*Stated exercise*
Your answer should be one number: how many lines of the records hold the string "Graph".
_ _ _ _
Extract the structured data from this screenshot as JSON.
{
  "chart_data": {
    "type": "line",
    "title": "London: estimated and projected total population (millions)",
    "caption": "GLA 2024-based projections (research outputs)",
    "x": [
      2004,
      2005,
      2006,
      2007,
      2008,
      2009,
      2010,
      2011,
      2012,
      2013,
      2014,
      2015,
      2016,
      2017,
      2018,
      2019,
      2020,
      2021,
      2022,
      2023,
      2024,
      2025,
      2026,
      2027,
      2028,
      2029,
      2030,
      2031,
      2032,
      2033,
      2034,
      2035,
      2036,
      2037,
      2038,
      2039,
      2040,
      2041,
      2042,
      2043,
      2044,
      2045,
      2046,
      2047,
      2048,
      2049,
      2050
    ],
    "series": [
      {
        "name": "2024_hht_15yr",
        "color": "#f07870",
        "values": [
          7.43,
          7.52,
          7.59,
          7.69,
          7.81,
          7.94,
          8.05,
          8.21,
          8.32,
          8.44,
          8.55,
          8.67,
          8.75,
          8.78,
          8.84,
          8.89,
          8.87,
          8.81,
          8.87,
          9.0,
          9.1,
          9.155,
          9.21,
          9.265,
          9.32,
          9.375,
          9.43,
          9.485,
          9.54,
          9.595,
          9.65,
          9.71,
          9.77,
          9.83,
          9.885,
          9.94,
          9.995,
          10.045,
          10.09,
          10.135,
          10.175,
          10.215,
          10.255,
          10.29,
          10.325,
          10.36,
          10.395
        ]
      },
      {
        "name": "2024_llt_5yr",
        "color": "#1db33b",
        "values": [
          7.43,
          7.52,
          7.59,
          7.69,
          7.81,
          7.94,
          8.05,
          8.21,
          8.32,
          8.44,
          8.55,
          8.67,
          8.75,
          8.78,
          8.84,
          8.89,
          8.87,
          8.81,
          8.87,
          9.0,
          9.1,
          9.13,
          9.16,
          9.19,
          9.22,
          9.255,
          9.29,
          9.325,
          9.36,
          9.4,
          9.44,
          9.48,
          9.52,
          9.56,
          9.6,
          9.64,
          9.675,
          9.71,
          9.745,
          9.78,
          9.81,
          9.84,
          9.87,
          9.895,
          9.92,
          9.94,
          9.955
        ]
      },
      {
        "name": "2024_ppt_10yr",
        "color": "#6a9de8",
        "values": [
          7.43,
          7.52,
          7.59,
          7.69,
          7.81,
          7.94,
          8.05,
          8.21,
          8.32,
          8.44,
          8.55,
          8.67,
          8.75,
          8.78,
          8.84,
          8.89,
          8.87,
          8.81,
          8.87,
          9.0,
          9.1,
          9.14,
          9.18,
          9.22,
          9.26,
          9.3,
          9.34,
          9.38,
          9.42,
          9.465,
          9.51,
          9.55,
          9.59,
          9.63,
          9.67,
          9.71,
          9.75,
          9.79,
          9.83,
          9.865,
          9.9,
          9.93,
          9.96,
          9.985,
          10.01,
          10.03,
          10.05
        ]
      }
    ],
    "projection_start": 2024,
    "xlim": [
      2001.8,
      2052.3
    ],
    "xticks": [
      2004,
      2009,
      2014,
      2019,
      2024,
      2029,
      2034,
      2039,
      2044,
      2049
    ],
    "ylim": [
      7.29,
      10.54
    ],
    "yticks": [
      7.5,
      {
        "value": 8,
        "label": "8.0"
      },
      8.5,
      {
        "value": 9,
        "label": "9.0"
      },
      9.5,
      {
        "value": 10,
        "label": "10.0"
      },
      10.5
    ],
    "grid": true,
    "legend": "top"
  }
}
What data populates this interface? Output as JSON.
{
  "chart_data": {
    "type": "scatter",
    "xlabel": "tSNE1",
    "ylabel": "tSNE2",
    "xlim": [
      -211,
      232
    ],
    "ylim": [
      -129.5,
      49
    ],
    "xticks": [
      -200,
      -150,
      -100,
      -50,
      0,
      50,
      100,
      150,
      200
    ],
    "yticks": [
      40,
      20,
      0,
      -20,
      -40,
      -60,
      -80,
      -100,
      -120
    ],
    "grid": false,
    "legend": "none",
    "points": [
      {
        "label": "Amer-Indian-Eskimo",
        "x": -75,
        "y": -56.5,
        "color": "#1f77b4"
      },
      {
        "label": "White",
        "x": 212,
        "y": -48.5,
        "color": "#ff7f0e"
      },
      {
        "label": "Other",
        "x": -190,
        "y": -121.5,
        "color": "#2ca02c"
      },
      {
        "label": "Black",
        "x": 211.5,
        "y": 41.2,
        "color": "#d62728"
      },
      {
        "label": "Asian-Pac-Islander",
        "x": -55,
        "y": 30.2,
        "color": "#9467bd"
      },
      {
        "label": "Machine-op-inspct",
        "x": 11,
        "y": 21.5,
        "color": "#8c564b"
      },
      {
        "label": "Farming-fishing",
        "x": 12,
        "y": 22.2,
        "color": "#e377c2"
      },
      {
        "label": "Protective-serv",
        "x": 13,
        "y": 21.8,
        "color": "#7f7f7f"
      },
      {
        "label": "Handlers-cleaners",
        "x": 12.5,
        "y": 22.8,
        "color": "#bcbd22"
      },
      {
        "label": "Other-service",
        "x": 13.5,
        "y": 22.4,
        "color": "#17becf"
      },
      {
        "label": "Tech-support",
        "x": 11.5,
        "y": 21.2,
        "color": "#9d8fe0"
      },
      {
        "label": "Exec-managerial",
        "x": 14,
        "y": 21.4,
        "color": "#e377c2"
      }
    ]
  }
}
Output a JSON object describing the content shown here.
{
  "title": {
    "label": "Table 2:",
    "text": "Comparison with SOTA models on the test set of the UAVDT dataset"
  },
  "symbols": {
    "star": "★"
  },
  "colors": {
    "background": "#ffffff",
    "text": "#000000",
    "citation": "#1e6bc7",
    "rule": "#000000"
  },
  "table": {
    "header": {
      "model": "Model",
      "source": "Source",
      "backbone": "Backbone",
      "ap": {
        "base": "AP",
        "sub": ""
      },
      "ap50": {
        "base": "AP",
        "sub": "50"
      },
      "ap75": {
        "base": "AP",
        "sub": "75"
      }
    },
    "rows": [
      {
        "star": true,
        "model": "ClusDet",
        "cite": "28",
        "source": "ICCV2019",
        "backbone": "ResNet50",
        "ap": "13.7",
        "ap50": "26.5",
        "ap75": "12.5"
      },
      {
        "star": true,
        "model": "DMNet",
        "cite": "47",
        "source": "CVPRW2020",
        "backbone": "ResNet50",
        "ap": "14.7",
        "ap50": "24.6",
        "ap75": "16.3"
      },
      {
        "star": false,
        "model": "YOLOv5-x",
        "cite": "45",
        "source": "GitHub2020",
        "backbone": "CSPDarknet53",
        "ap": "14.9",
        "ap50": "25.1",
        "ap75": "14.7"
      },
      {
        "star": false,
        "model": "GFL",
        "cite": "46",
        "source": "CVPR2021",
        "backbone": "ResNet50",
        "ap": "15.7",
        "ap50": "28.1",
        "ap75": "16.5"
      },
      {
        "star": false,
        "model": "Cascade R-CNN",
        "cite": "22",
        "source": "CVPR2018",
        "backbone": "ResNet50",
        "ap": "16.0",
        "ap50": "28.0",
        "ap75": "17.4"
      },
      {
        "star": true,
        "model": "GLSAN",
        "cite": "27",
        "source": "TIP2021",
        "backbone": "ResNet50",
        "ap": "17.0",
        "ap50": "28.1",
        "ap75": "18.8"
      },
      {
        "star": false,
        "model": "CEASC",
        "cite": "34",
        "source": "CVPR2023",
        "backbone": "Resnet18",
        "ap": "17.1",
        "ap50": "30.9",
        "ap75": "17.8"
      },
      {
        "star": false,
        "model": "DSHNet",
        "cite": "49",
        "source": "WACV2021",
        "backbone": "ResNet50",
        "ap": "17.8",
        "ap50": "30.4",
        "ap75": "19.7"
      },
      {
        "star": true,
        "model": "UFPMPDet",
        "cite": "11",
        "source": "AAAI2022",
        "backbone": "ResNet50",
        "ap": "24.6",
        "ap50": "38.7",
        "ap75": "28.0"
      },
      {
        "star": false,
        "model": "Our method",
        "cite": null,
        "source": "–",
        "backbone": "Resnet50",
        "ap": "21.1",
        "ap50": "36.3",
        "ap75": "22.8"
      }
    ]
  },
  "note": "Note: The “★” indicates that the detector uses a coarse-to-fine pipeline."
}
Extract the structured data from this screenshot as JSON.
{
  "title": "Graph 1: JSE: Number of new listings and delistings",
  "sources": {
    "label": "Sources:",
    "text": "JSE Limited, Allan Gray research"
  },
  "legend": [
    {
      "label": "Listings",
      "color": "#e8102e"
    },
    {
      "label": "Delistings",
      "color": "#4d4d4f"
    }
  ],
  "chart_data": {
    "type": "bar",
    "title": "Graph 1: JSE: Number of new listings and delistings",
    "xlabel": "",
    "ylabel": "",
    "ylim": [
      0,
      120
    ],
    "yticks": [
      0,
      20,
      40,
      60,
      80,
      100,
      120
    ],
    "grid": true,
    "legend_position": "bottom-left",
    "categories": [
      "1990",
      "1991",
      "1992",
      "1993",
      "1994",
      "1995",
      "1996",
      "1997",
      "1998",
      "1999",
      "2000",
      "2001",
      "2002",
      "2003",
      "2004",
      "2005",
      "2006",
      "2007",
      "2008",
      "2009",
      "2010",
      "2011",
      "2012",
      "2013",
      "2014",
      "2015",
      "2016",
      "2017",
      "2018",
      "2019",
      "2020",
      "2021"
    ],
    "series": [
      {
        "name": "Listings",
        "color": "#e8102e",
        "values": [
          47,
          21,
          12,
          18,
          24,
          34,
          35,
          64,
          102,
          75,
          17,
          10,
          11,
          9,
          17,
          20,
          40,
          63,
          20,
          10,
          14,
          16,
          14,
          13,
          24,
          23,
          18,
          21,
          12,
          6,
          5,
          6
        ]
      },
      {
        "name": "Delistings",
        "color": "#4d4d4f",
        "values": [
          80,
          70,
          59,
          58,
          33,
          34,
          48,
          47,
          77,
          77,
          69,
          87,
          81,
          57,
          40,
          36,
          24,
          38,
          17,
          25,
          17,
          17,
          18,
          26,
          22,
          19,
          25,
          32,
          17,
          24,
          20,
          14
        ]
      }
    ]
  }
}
_ _ _ _
*Right answer*
2